**RECORDS:**

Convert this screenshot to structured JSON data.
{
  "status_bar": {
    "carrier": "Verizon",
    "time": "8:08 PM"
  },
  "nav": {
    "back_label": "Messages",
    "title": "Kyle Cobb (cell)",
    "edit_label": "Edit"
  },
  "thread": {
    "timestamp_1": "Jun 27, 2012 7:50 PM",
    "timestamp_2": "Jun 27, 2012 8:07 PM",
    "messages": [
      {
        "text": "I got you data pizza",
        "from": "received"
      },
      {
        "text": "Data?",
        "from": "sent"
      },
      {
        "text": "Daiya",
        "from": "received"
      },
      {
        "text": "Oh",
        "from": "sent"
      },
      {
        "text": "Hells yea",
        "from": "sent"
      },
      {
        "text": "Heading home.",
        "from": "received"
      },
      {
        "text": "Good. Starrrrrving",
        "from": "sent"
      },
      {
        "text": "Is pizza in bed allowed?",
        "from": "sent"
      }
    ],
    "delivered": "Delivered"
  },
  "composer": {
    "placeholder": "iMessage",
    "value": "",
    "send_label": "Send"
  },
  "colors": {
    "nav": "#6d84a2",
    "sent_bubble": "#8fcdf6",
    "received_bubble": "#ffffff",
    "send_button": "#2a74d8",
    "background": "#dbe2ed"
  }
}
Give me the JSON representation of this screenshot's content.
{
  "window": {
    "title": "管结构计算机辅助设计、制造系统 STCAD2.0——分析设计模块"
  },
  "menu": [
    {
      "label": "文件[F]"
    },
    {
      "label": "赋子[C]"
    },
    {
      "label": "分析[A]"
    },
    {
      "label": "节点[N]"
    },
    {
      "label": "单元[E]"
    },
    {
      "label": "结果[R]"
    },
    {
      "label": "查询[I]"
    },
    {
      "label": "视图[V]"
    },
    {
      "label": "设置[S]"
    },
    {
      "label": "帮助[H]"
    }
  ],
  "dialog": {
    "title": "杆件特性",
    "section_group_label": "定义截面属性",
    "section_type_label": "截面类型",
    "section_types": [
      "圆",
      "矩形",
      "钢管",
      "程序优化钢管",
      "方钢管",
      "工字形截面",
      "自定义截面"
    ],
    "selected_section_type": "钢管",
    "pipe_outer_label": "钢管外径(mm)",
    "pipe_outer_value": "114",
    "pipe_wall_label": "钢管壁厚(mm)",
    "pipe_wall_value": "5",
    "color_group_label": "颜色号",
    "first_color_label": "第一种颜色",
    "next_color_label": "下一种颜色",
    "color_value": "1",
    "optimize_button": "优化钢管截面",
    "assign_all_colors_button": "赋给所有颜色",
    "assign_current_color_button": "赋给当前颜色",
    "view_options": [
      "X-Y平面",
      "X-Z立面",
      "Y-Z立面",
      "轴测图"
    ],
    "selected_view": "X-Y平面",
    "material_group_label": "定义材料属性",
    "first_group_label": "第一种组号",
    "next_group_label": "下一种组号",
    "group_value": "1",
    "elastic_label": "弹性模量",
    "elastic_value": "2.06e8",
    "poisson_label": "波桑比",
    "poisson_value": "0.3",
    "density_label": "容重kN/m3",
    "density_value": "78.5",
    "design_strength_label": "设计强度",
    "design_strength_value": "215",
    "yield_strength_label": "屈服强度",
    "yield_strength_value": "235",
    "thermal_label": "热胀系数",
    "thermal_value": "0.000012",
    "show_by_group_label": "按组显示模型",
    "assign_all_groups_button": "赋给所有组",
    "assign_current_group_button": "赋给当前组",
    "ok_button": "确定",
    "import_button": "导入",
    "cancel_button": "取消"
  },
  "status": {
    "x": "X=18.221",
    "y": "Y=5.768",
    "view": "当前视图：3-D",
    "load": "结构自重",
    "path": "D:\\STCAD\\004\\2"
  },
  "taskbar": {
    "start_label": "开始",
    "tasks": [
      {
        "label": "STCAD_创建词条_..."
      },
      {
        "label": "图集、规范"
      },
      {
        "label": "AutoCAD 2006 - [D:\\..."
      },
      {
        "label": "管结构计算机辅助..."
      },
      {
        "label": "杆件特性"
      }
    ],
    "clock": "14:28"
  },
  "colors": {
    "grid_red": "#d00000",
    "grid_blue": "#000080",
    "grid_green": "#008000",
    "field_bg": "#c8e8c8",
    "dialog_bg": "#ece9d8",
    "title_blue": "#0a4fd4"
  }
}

**STATED GOAL:** From the entries above, return each line with the word "pizza" in it.

**OUTPUT BELOW:**
        "text": "I got you data pizza",
        "text": "Is pizza in bed allowed?",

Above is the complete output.